=== Compiti richiesti ===
1. Secondo il testo sui lavoratori distaccati, quanti casi di distacco ha registrato l'Osservatorio italiano nei primi sei mesi del 2021?
2. Quali sono, nell'ordine indicato dal testo sui lavoratori distaccati, le nazionalità delle aziende che occupano i primi tre posti per lavoratori notificati nella Penisola?
3. Trascrivi parola per parola il passo del testo sui lavoratori distaccati che inizia con "Ricordiamo che si" e si ferma dopo "di lavoro estero.".

=== Testo da leggere ===
━━━━━━━━━━━━━━━━

Le aziende tedesche e rumene sono quelle che hanno notificato più lavoratori nella Penisola. Al terzo posto, a sorpresa, le imprese svizzere

(Archivio Ti-Press)

Monitorare il fenomeno dei lavoratori distaccati per “favorire la conoscenza del fenomeno, anche allo scopo di evitare che lo stesso venga utilizzato come strumento per esercitare varie forme di dumping sociale, soprattutto facendo leva su due aspetti: il differenziale tra gli standard retributivi minimi e il salario medio del Paese in cui il lavoratore viene distaccato; la differenza tra i regimi contributivi e la tassazione tra i Paesi che inviano lavoratori distaccati e i paesi che li ricevono”. Insomma, una preoccupazione – quella sul dumping salariale e sociale – nota in Svizzera e manifestata dai sindacati e dai partiti politici almeno dall’entrata in vigore della libera circolazione delle persone il primo giugno 2002. La frase è però tratta dal rapporto dell'Osservatorio italiano sul distacco transnazionale del Ministero del lavoro e delle politiche sociali che registra – nei primi sei mesi del 2021 – 20’077 casi di distacco (che possono riguardare uno o più lavoratori per caso e per un minimo di tre giorni, ndr) e la stragrande maggioranza dei quali (90%) proviene da paesi dell’Ue. In totale gli equivalenti a tempo pieno sono 13’480. Una frazione minima del mercato del lavoro italiano. L’Osservatorio italiano è un organismo equiparabile alla Commissione tripartita in materia di libera circolazione, con rappresentanti dei lavoratori, delle imprese e delle autorità pubbliche.

Ricordiamo che si parla di distacco di lavoratori, quando un datore di lavoro invia una parte dei suoi lavoratori per effettuare, a suo nome e per proprio conto, una prestazione lavorativa in uno Stato diverso da quello in cui ha sede e nel quale i lavoratori forniscono abitualmente la loro prestazione lavorativa. I lavoratori distaccati restano soggetti al contratto stipulato con il loro datore di lavoro e ai sistemi di sicurezza sociale del Paese d’origine. È una modalità di impiego diversa dalla libera prestazione di servizio che riguarda gli indipendenti o dall’assunzione temporanea presso un datore di lavoro estero.

━━━━━━━━━━━━━━━━

=== Dati forniti ===

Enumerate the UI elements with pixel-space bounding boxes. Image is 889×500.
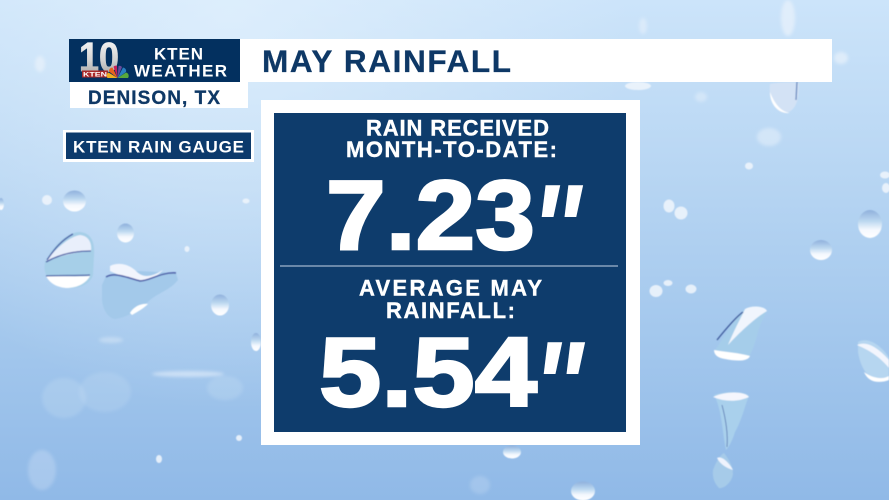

━━━━━━━━━━━━━━━━

=== Soluzioni svolte ===
1. 20’077 casi di distacco.

2. Tedesche, rumene e svizzere.

3.
Ricordiamo che si parla di distacco di lavoratori, quando un datore di lavoro invia una parte dei suoi lavoratori per effettuare, a suo nome e per proprio conto, una prestazione lavorativa in uno Stato diverso da quello in cui ha sede e nel quale i lavoratori forniscono abitualmente la loro prestazione lavorativa. I lavoratori distaccati restano soggetti al contratto stipulato con il loro datore di lavoro e ai sistemi di sicurezza sociale del Paese d’origine. È una modalità di impiego diversa dalla libera prestazione di servizio che riguarda gli indipendenti o dall’assunzione temporanea presso un datore di lavoro estero.